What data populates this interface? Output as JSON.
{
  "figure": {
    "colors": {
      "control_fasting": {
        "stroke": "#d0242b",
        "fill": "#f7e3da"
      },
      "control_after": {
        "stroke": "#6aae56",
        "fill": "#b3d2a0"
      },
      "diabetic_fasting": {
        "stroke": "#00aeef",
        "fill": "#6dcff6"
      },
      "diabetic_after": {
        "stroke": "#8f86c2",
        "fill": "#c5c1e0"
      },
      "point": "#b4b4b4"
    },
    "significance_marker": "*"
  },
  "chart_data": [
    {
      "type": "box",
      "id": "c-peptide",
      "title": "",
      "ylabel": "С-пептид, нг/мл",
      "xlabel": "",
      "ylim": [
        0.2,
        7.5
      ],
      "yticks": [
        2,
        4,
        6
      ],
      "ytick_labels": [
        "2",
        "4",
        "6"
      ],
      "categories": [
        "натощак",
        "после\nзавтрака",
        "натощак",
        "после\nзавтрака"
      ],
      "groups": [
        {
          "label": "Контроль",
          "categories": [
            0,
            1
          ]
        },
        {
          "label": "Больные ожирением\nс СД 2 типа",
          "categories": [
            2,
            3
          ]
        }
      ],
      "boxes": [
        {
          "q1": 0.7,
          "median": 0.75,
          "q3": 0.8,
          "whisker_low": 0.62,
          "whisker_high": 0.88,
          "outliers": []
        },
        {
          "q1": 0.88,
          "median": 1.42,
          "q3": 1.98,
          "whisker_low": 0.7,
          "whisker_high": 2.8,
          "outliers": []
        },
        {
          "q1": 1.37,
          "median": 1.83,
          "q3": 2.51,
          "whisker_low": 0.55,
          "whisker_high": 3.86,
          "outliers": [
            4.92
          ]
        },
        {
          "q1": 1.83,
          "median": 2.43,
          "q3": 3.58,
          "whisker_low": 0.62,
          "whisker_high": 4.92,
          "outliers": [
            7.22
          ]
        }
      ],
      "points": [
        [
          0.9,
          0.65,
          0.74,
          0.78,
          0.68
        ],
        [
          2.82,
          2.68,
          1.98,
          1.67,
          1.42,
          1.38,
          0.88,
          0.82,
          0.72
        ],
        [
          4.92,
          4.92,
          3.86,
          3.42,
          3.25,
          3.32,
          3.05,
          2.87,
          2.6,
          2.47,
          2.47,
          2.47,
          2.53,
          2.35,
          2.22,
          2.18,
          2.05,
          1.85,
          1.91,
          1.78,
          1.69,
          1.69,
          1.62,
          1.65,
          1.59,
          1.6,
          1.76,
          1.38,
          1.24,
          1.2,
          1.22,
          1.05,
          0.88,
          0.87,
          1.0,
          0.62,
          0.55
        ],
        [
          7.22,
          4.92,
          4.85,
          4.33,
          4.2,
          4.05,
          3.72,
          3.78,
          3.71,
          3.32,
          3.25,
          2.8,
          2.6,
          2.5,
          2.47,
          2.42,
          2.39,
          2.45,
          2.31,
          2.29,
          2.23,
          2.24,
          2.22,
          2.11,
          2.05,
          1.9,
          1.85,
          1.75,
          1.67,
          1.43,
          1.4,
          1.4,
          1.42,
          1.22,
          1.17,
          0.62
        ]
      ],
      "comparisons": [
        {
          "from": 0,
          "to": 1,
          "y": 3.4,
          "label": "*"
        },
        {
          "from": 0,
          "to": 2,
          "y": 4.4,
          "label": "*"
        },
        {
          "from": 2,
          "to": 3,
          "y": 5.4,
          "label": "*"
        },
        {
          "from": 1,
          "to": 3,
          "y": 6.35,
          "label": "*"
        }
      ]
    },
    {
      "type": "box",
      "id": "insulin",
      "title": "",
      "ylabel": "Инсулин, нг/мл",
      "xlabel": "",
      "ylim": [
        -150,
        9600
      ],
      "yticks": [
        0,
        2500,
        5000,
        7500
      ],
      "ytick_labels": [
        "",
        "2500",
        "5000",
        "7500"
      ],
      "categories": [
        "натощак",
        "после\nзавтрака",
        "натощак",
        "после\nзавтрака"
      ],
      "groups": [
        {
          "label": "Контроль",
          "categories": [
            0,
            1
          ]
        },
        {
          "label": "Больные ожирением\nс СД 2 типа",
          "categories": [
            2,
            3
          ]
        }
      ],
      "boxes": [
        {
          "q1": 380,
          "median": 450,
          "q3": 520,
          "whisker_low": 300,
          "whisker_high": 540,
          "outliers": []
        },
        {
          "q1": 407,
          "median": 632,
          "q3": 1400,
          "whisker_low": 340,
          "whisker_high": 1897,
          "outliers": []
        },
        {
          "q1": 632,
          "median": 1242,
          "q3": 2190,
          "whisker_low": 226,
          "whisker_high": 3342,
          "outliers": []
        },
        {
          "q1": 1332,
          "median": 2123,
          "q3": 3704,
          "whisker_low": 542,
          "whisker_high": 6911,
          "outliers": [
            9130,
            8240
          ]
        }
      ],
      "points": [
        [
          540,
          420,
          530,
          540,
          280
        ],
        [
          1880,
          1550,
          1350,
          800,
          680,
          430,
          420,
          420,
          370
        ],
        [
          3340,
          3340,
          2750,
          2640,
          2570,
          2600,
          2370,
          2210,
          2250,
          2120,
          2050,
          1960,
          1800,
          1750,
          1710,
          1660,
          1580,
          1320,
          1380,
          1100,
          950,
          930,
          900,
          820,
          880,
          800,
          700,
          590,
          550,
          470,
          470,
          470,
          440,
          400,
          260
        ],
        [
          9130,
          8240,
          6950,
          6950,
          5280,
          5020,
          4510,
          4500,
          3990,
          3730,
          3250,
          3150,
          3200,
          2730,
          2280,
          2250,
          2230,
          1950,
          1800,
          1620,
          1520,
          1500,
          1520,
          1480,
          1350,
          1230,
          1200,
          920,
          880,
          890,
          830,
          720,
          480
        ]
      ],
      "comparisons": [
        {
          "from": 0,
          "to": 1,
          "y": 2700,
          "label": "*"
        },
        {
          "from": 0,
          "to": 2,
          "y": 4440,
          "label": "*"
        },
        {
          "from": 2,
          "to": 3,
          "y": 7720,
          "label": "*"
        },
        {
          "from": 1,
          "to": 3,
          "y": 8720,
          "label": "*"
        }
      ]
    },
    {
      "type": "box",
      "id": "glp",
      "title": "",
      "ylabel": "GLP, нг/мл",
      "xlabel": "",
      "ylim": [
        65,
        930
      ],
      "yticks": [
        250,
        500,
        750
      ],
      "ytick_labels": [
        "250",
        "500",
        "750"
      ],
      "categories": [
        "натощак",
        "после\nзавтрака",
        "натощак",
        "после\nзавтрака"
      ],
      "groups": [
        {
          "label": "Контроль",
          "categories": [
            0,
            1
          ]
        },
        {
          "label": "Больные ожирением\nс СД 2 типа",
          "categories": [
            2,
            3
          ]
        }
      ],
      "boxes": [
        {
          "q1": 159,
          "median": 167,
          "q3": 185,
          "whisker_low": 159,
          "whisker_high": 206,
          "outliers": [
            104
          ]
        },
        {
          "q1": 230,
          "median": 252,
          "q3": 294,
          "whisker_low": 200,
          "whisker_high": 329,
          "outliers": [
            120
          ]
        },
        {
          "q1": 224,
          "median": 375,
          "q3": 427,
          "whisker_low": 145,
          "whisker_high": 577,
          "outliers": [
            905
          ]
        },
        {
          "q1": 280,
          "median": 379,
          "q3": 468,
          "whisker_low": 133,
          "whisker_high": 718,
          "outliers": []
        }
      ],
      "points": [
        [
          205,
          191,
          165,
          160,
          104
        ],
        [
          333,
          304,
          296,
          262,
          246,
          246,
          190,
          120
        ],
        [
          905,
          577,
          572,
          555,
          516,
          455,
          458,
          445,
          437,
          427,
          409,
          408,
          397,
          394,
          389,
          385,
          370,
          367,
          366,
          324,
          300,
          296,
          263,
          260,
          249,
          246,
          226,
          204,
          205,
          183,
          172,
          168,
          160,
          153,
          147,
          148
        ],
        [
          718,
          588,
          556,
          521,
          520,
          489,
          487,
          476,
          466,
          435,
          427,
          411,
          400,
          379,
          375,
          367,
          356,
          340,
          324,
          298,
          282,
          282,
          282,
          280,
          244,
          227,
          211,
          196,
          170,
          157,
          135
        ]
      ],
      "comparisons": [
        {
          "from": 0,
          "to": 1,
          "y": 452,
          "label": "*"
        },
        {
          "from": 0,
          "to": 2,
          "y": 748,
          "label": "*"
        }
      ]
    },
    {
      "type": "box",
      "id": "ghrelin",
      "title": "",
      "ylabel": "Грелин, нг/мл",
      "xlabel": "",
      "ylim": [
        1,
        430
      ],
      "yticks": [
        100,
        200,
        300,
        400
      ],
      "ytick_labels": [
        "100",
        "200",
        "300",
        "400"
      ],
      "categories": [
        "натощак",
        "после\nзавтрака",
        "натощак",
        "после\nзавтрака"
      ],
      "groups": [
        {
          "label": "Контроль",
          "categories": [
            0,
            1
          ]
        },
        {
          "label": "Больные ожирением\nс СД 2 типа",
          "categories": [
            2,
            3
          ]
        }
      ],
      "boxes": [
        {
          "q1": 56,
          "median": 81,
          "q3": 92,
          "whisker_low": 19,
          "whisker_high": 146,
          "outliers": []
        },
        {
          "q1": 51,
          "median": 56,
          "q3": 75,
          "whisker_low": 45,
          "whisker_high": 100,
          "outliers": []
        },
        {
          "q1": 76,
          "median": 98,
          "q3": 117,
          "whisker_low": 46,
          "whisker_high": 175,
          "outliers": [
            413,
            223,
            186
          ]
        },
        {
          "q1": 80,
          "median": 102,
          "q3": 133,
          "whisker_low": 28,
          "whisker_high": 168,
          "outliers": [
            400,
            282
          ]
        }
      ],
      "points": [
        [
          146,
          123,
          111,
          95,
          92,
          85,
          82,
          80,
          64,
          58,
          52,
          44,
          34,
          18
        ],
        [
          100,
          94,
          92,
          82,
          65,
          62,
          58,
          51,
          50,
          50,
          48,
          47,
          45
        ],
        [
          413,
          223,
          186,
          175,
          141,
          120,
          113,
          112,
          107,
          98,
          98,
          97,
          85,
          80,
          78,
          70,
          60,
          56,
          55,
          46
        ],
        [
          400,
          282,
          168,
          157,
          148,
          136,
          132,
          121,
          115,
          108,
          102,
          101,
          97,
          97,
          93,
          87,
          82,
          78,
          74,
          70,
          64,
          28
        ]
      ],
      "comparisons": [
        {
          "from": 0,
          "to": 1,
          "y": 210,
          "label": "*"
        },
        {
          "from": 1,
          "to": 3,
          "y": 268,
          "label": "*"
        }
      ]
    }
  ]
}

━━━

Each line of the entries where the string "fill" occurs should be shown.

# [SOLUTION TO THE EXERCISE]
        "fill": "#f7e3da"
        "fill": "#b3d2a0"
        "fill": "#6dcff6"
        "fill": "#c5c1e0"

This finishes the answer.